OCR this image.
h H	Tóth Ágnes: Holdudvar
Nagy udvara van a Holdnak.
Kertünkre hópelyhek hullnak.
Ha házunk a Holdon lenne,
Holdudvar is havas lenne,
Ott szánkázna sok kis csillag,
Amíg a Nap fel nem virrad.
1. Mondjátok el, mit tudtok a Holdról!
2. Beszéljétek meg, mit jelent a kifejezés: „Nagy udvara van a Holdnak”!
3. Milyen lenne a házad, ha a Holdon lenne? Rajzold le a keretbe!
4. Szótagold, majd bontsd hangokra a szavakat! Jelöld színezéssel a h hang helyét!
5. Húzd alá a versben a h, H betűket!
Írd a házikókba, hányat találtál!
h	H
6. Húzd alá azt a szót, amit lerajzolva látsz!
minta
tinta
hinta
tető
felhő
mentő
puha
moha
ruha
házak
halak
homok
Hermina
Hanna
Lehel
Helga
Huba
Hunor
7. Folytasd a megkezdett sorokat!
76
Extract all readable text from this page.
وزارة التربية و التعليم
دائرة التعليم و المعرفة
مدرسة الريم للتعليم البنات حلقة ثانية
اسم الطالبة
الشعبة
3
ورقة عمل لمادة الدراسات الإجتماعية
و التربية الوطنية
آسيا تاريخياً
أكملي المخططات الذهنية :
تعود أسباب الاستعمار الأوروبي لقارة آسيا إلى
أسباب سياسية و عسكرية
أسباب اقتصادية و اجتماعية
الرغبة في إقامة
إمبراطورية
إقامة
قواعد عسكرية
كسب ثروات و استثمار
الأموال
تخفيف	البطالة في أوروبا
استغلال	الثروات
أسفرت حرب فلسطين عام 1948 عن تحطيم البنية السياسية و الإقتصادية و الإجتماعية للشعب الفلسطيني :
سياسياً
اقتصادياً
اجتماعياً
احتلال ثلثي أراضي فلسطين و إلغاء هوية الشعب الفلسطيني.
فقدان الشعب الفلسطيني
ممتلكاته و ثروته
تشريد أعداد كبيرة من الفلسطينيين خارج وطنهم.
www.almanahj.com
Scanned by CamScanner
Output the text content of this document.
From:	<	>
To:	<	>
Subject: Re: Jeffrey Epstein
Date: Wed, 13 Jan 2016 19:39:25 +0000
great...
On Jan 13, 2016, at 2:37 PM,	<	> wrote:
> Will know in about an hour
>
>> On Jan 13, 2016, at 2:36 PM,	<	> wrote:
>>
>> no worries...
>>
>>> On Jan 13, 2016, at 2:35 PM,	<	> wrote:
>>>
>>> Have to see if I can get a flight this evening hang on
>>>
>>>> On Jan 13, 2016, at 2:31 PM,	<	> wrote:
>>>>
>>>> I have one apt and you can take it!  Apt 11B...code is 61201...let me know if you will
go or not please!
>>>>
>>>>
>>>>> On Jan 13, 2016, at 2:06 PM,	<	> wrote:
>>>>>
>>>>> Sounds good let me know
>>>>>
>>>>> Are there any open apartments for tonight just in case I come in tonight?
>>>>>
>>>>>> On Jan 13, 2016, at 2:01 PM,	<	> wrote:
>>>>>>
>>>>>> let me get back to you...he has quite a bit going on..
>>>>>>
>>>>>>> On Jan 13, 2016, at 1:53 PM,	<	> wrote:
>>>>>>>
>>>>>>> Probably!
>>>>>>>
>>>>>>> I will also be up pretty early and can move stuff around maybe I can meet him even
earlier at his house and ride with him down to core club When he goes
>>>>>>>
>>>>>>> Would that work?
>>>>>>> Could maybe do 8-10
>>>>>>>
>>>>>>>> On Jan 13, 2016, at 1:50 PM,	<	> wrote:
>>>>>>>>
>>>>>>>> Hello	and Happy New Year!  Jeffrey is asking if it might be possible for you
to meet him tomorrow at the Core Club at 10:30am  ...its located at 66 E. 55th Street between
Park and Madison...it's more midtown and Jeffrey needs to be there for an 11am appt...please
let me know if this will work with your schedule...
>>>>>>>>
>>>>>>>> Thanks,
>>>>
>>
- - - -
• [Stated goal]
Work out how many lines in the records above contain the word "know", and give only that number.

• [Written answer]
4